→ WRITTEN EXERCISE:
Extract every line below that contains the word "title".

Records that describe figures
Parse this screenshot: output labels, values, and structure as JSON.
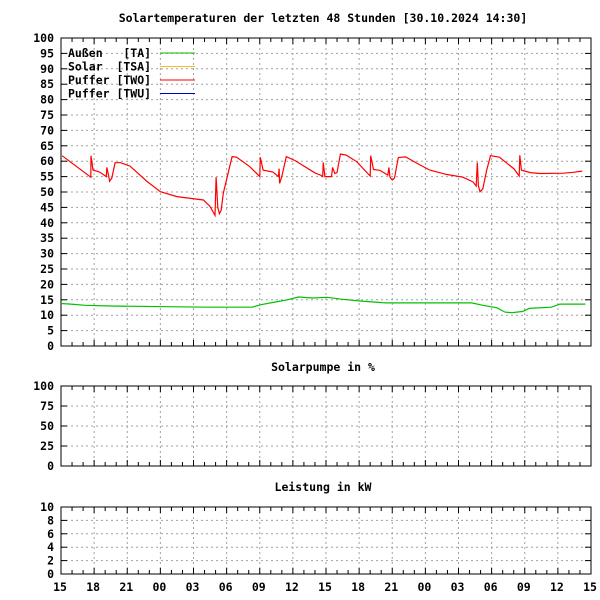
{
  "chart_data": [
    {
      "type": "line",
      "title": "Solartemperaturen der letzten 48 Stunden [30.10.2024 14:30]",
      "xlabel": "",
      "ylabel": "",
      "ylim": [
        0,
        100
      ],
      "yticks": [
        0,
        5,
        10,
        15,
        20,
        25,
        30,
        35,
        40,
        45,
        50,
        55,
        60,
        65,
        70,
        75,
        80,
        85,
        90,
        95,
        100
      ],
      "xlim_hours": [
        0,
        48
      ],
      "xtick_labels": [
        "15",
        "18",
        "21",
        "00",
        "03",
        "06",
        "09",
        "12",
        "15",
        "18",
        "21",
        "00",
        "03",
        "06",
        "09",
        "12",
        "15"
      ],
      "grid": true,
      "legend_position": "top-left",
      "series": [
        {
          "name": "Außen   [TA]",
          "color": "#00c000",
          "points": [
            [
              0,
              13.8
            ],
            [
              0.9,
              13.6
            ],
            [
              2.2,
              13.2
            ],
            [
              4.5,
              13.0
            ],
            [
              13.3,
              12.6
            ],
            [
              17.3,
              12.6
            ],
            [
              18.1,
              13.4
            ],
            [
              19.6,
              14.4
            ],
            [
              20.5,
              15.0
            ],
            [
              21.5,
              15.9
            ],
            [
              22.8,
              15.6
            ],
            [
              24.1,
              15.8
            ],
            [
              25.4,
              15.2
            ],
            [
              27.1,
              14.6
            ],
            [
              29.4,
              14.0
            ],
            [
              36.2,
              14.0
            ],
            [
              37.2,
              14.0
            ],
            [
              38.2,
              13.2
            ],
            [
              39.5,
              12.4
            ],
            [
              40.2,
              11.0
            ],
            [
              40.8,
              10.8
            ],
            [
              41.8,
              11.2
            ],
            [
              42.4,
              12.2
            ],
            [
              44.4,
              12.6
            ],
            [
              45.2,
              13.6
            ],
            [
              47.5,
              13.6
            ]
          ]
        },
        {
          "name": "Solar  [TSA]",
          "color": "#f0c020",
          "points": []
        },
        {
          "name": "Puffer [TWO]",
          "color": "#ff0000",
          "points": [
            [
              0.1,
              61.8
            ],
            [
              2.7,
              54.8
            ],
            [
              2.72,
              61.8
            ],
            [
              2.9,
              57.1
            ],
            [
              3.5,
              56.5
            ],
            [
              4.1,
              55
            ],
            [
              4.15,
              58
            ],
            [
              4.3,
              55.5
            ],
            [
              4.4,
              53.5
            ],
            [
              4.6,
              54.5
            ],
            [
              4.9,
              59.5
            ],
            [
              5.4,
              59.5
            ],
            [
              6.25,
              58.4
            ],
            [
              7.8,
              53.4
            ],
            [
              9.0,
              50.1
            ],
            [
              10.5,
              48.5
            ],
            [
              12.9,
              47.4
            ],
            [
              13.5,
              45.3
            ],
            [
              13.95,
              42.4
            ],
            [
              14.05,
              54.8
            ],
            [
              14.2,
              45
            ],
            [
              14.35,
              43
            ],
            [
              14.5,
              44
            ],
            [
              14.7,
              49.6
            ],
            [
              15.5,
              61.5
            ],
            [
              15.9,
              61.3
            ],
            [
              17.1,
              58.2
            ],
            [
              18.0,
              55
            ],
            [
              18.05,
              61.3
            ],
            [
              18.3,
              57.1
            ],
            [
              19.2,
              56.5
            ],
            [
              19.7,
              55
            ],
            [
              19.75,
              57.6
            ],
            [
              19.8,
              52.8
            ],
            [
              20.0,
              55
            ],
            [
              20.4,
              61.5
            ],
            [
              21.2,
              60.2
            ],
            [
              23.0,
              56.2
            ],
            [
              23.5,
              55.5
            ],
            [
              23.7,
              55
            ],
            [
              23.75,
              59.6
            ],
            [
              23.9,
              55
            ],
            [
              24.5,
              55
            ],
            [
              24.6,
              58
            ],
            [
              24.8,
              56
            ],
            [
              25.0,
              56.3
            ],
            [
              25.3,
              62.3
            ],
            [
              25.8,
              62
            ],
            [
              26.8,
              59.8
            ],
            [
              27.5,
              57.1
            ],
            [
              28.0,
              55.2
            ],
            [
              28.05,
              61.8
            ],
            [
              28.3,
              57.3
            ],
            [
              28.9,
              57
            ],
            [
              29.6,
              55.5
            ],
            [
              29.7,
              58
            ],
            [
              29.8,
              54.8
            ],
            [
              30.0,
              53.9
            ],
            [
              30.2,
              54.5
            ],
            [
              30.55,
              61.2
            ],
            [
              31.2,
              61.4
            ],
            [
              32.5,
              58.8
            ],
            [
              33.4,
              57.1
            ],
            [
              34.9,
              55.7
            ],
            [
              36.4,
              54.8
            ],
            [
              37.3,
              53.3
            ],
            [
              37.6,
              51.9
            ],
            [
              37.7,
              59.6
            ],
            [
              37.8,
              52
            ],
            [
              37.95,
              50.1
            ],
            [
              38.2,
              51
            ],
            [
              38.55,
              57.1
            ],
            [
              38.9,
              61.8
            ],
            [
              39.7,
              61.3
            ],
            [
              41.0,
              57.6
            ],
            [
              41.5,
              55.2
            ],
            [
              41.55,
              61.9
            ],
            [
              41.7,
              57.1
            ],
            [
              42.5,
              56.3
            ],
            [
              43.4,
              56.0
            ],
            [
              45.5,
              56.1
            ],
            [
              46.4,
              56.4
            ],
            [
              47.2,
              56.8
            ]
          ]
        },
        {
          "name": "Puffer [TWU]",
          "color": "#0000c0",
          "points": []
        }
      ]
    },
    {
      "type": "line",
      "title": "Solarpumpe in %",
      "ylim": [
        0,
        100
      ],
      "yticks": [
        0,
        25,
        50,
        75,
        100
      ],
      "xlim_hours": [
        0,
        48
      ],
      "grid": true,
      "series": []
    },
    {
      "type": "line",
      "title": "Leistung in kW",
      "ylim": [
        0,
        10
      ],
      "yticks": [
        0,
        2,
        4,
        6,
        8,
        10
      ],
      "xlim_hours": [
        0,
        48
      ],
      "xtick_labels": [
        "15",
        "18",
        "21",
        "00",
        "03",
        "06",
        "09",
        "12",
        "15",
        "18",
        "21",
        "00",
        "03",
        "06",
        "09",
        "12",
        "15"
      ],
      "grid": true,
      "series": []
    }
  ]
}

→ WRITTEN RESPONSE:
      "title": "Solartemperaturen der letzten 48 Stunden [30.10.2024 14:30]",
      "title": "Solarpumpe in %",
      "title": "Leistung in kW",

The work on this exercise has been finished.